**EXERCISE PROMPT**
Copy each line of the data below with the word "minnesförmåga".

[START EXTRACTED INFORMATION]

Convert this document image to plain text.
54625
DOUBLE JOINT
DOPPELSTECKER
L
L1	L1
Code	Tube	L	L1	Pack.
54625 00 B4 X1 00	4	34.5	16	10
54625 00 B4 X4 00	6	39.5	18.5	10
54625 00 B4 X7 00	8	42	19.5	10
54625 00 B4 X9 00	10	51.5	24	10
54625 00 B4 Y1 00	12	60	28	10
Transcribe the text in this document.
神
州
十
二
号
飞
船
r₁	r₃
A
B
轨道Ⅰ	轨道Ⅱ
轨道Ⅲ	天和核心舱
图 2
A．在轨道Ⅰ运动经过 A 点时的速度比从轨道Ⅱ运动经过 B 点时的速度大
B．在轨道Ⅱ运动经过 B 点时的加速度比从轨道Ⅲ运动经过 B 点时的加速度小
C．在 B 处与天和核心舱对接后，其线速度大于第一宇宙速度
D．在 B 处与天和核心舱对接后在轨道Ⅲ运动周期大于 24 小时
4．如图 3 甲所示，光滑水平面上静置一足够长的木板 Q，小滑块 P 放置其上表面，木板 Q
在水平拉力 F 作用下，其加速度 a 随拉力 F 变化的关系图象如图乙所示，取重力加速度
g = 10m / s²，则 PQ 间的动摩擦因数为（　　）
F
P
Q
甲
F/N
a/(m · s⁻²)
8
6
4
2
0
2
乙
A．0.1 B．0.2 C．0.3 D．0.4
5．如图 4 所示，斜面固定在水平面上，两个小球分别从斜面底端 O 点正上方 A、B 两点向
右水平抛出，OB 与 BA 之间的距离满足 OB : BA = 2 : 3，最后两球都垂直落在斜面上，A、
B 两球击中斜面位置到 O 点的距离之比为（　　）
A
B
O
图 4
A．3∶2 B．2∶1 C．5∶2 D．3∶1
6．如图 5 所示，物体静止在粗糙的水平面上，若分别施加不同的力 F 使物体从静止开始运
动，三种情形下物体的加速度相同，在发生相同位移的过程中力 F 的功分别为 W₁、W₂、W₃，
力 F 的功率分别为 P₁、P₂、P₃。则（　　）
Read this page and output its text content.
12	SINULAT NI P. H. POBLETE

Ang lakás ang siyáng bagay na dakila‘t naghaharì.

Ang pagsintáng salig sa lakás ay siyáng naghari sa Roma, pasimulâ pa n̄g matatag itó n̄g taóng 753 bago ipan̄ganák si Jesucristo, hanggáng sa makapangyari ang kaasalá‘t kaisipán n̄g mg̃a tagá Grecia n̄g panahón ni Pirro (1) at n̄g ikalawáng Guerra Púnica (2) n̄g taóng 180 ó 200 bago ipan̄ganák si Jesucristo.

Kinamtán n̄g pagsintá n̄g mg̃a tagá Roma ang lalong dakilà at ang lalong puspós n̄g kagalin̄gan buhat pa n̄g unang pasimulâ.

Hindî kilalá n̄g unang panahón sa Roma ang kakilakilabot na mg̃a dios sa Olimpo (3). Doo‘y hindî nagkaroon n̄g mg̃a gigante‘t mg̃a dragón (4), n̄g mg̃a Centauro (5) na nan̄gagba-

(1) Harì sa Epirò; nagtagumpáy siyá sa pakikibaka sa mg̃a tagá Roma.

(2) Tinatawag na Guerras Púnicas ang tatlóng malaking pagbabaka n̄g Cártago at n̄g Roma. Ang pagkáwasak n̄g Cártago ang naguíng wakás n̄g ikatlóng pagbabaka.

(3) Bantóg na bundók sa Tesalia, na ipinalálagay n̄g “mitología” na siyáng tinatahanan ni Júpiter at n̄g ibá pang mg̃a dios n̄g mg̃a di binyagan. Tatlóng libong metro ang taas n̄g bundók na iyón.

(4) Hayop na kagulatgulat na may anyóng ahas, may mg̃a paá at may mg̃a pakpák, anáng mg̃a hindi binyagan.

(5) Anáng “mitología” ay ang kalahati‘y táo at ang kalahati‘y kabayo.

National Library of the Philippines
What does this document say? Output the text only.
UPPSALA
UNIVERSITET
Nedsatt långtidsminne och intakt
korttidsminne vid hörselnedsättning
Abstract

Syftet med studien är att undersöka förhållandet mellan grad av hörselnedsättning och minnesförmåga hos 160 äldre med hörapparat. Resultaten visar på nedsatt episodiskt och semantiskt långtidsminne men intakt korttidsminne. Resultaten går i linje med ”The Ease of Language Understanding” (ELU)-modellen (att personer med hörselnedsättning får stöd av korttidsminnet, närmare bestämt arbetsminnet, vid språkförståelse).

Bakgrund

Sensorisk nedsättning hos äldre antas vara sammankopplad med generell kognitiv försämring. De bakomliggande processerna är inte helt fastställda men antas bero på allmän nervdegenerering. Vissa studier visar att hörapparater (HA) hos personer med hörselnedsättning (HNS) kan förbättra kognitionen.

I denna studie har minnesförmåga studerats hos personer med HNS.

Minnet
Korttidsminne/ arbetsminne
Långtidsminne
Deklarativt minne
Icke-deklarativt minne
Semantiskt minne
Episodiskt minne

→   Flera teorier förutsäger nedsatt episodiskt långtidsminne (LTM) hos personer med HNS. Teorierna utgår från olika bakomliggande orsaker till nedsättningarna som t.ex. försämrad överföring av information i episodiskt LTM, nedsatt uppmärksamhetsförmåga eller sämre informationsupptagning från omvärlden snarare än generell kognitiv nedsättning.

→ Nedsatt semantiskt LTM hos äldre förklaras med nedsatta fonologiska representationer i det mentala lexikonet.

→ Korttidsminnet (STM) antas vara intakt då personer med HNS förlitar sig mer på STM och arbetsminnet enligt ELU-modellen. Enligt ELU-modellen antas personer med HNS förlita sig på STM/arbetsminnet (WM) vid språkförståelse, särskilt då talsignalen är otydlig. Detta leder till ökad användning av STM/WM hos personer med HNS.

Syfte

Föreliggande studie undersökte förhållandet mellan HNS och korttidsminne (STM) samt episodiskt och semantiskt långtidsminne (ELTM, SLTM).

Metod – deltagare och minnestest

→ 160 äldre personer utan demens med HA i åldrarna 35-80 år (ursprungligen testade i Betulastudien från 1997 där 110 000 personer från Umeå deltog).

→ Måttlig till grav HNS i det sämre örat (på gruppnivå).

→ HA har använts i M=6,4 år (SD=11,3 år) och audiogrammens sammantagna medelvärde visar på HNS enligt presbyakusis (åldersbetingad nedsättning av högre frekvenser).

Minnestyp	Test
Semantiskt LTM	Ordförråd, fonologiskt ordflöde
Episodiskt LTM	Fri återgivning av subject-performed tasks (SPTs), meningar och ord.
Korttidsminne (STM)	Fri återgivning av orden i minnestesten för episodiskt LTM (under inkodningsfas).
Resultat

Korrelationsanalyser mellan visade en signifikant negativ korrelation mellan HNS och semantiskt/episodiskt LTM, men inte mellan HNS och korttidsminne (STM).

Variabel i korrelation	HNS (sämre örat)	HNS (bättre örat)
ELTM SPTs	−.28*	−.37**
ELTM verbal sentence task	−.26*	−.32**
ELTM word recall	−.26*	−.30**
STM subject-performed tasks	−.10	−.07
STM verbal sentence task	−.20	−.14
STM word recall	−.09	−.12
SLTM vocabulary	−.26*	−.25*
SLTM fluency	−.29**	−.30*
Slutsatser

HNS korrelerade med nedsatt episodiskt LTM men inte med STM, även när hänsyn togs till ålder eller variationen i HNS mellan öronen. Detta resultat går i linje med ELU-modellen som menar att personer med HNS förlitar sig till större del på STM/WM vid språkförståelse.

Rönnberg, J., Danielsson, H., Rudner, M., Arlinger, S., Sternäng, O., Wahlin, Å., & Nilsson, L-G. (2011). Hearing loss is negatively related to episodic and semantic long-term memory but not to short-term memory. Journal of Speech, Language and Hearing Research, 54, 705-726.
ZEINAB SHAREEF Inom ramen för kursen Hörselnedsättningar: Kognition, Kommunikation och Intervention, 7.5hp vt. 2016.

[END EXTRACTED INFORMATION]

**EXERCISE SOLUTION**
Syftet med studien är att undersöka förhållandet mellan grad av hörselnedsättning och minnesförmåga hos 160 äldre med hörapparat. Resultaten visar på nedsatt episodiskt och semantiskt långtidsminne men intakt korttidsminne. Resultaten går i linje med ”The Ease of Language Understanding” (ELU)-modellen (att personer med hörselnedsättning får stöd av korttidsminnet, närmare bestämt arbetsminnet, vid språkförståelse).
I denna studie har minnesförmåga studerats hos personer med HNS.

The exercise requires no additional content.